== What you have to do ==
Here are some records; quote them exactly, leaving out the pictures.
— begin Rows —
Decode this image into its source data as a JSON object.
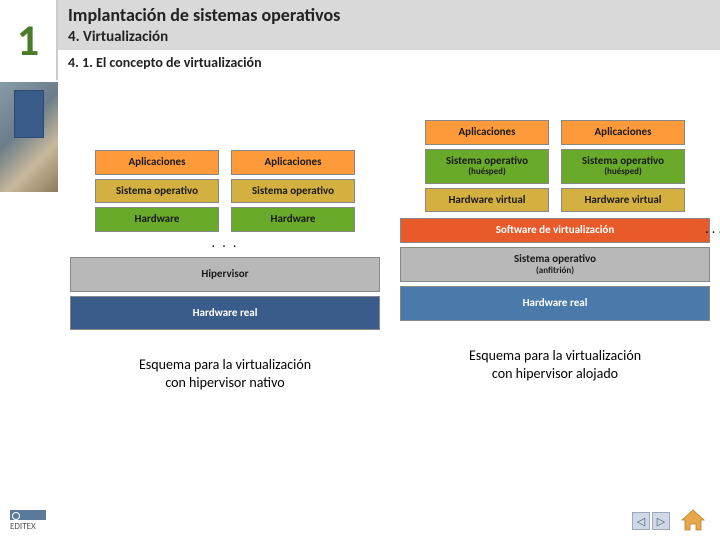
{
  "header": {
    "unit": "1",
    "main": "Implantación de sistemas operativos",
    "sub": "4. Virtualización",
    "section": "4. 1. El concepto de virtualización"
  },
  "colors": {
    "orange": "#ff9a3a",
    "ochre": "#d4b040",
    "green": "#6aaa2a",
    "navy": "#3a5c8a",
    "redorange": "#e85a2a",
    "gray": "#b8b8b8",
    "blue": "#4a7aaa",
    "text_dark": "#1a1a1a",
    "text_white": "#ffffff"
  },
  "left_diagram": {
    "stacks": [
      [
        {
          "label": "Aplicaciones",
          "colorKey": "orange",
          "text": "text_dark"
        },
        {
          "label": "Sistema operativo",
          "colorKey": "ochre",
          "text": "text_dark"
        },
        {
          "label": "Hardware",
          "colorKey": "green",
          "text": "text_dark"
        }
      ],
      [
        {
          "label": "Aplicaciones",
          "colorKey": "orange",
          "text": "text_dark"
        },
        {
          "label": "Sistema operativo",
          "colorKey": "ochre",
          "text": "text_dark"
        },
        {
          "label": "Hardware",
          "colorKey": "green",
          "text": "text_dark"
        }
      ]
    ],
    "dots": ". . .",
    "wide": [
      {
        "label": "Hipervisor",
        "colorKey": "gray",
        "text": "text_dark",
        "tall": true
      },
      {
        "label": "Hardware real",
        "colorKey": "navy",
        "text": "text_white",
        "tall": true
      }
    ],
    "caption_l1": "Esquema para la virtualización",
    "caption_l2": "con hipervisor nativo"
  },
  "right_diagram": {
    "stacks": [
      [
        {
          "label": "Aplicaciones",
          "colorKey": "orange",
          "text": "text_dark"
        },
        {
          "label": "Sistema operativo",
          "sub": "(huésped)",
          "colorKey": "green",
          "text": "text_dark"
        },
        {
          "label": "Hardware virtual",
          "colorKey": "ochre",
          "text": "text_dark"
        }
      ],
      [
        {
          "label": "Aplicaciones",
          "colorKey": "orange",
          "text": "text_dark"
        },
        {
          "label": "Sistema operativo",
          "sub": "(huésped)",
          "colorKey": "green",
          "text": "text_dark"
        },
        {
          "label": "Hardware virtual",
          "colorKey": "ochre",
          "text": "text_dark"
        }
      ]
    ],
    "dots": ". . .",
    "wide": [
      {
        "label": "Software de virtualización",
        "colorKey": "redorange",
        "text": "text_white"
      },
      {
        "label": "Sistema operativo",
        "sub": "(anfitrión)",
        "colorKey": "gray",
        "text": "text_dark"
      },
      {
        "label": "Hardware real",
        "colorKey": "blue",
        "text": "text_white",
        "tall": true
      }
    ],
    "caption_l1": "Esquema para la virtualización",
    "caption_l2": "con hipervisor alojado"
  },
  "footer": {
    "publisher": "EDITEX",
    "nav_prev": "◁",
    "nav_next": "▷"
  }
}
— end Rows —
== Task output ==
Decode this image into its source data as a JSON object.
{
  "header": {
    "unit": "1",
    "main": "Implantación de sistemas operativos",
    "sub": "4. Virtualización",
    "section": "4. 1. El concepto de virtualización"
  },
  "colors": {
    "orange": "#ff9a3a",
    "ochre": "#d4b040",
    "green": "#6aaa2a",
    "navy": "#3a5c8a",
    "redorange": "#e85a2a",
    "gray": "#b8b8b8",
    "blue": "#4a7aaa",
    "text_dark": "#1a1a1a",
    "text_white": "#ffffff"
  },
  "left_diagram": {
    "stacks": [
      [
        {
          "label": "Aplicaciones",
          "colorKey": "orange",
          "text": "text_dark"
        },
        {
          "label": "Sistema operativo",
          "colorKey": "ochre",
          "text": "text_dark"
        },
        {
          "label": "Hardware",
          "colorKey": "green",
          "text": "text_dark"
        }
      ],
      [
        {
          "label": "Aplicaciones",
          "colorKey": "orange",
          "text": "text_dark"
        },
        {
          "label": "Sistema operativo",
          "colorKey": "ochre",
          "text": "text_dark"
        },
        {
          "label": "Hardware",
          "colorKey": "green",
          "text": "text_dark"
        }
      ]
    ],
    "dots": ". . .",
    "wide": [
      {
        "label": "Hipervisor",
        "colorKey": "gray",
        "text": "text_dark",
        "tall": true
      },
      {
        "label": "Hardware real",
        "colorKey": "navy",
        "text": "text_white",
        "tall": true
      }
    ],
    "caption_l1": "Esquema para la virtualización",
    "caption_l2": "con hipervisor nativo"
  },
  "right_diagram": {
    "stacks": [
      [
        {
          "label": "Aplicaciones",
          "colorKey": "orange",
          "text": "text_dark"
        },
        {
          "label": "Sistema operativo",
          "sub": "(huésped)",
          "colorKey": "green",
          "text": "text_dark"
        },
        {
          "label": "Hardware virtual",
          "colorKey": "ochre",
          "text": "text_dark"
        }
      ],
      [
        {
          "label": "Aplicaciones",
          "colorKey": "orange",
          "text": "text_dark"
        },
        {
          "label": "Sistema operativo",
          "sub": "(huésped)",
          "colorKey": "green",
          "text": "text_dark"
        },
        {
          "label": "Hardware virtual",
          "colorKey": "ochre",
          "text": "text_dark"
        }
      ]
    ],
    "dots": ". . .",
    "wide": [
      {
        "label": "Software de virtualización",
        "colorKey": "redorange",
        "text": "text_white"
      },
      {
        "label": "Sistema operativo",
        "sub": "(anfitrión)",
        "colorKey": "gray",
        "text": "text_dark"
      },
      {
        "label": "Hardware real",
        "colorKey": "blue",
        "text": "text_white",
        "tall": true
      }
    ],
    "caption_l1": "Esquema para la virtualización",
    "caption_l2": "con hipervisor alojado"
  },
  "footer": {
    "publisher": "EDITEX",
    "nav_prev": "◁",
    "nav_next": "▷"
  }
}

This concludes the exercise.